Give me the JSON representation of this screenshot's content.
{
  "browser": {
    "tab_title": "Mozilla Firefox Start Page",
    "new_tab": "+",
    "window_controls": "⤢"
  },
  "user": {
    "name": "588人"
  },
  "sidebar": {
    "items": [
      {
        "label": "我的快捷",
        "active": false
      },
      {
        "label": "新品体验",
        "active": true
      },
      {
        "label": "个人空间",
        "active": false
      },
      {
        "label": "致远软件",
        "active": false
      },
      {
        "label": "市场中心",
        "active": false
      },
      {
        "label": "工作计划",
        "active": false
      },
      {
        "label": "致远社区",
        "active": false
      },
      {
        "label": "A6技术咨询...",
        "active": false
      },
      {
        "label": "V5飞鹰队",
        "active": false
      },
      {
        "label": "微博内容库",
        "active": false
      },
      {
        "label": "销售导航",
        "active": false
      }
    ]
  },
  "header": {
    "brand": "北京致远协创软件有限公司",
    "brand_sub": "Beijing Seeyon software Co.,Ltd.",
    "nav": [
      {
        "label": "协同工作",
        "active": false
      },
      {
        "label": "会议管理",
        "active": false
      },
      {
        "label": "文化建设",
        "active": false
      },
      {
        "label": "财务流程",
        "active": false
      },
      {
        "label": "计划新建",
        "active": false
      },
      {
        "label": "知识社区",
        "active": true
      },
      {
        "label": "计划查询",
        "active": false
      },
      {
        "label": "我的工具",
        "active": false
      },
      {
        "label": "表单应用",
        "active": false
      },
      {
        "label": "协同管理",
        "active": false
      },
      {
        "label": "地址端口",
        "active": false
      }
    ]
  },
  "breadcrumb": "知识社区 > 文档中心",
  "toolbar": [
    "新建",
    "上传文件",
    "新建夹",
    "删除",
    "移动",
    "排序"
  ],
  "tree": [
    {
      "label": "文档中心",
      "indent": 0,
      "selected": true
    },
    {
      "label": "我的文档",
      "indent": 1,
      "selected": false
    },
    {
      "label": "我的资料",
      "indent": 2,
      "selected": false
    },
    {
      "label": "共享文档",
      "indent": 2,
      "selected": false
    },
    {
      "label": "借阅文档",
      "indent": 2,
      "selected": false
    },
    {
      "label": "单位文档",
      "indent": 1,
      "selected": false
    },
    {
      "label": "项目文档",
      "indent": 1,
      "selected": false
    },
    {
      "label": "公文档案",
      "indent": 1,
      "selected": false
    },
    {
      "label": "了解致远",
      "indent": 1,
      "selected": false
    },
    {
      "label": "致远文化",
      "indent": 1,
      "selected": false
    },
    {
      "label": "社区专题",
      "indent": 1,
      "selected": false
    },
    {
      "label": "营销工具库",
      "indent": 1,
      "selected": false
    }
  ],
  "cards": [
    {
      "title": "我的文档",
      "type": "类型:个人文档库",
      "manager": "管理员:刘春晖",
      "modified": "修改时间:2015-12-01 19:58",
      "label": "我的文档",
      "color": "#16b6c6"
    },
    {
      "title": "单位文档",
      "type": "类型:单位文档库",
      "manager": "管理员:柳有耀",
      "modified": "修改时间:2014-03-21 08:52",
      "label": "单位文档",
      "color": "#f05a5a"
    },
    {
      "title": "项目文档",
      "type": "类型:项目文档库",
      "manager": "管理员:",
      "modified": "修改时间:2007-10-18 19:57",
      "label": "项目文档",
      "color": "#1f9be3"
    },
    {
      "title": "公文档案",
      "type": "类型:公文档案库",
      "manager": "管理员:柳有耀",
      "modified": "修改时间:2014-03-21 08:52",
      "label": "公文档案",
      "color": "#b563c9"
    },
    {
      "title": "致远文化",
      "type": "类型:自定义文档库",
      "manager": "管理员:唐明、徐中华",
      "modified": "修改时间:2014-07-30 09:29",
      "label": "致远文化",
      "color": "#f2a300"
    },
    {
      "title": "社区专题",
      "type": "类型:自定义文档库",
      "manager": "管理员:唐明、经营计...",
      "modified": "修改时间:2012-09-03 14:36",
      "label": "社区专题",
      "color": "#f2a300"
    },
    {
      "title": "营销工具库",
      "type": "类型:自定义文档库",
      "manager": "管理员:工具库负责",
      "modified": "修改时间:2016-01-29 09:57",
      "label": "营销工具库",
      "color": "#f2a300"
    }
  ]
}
- - -
#### PROBLEM DETAILS:
Collect, from the material above, every line containing the word "manager".

#### WRITTEN RESPONSE:
      "manager": "管理员:刘春晖",
      "manager": "管理员:柳有耀",
      "manager": "管理员:",
      "manager": "管理员:柳有耀",
      "manager": "管理员:唐明、徐中华",
      "manager": "管理员:唐明、经营计...",
      "manager": "管理员:工具库负责",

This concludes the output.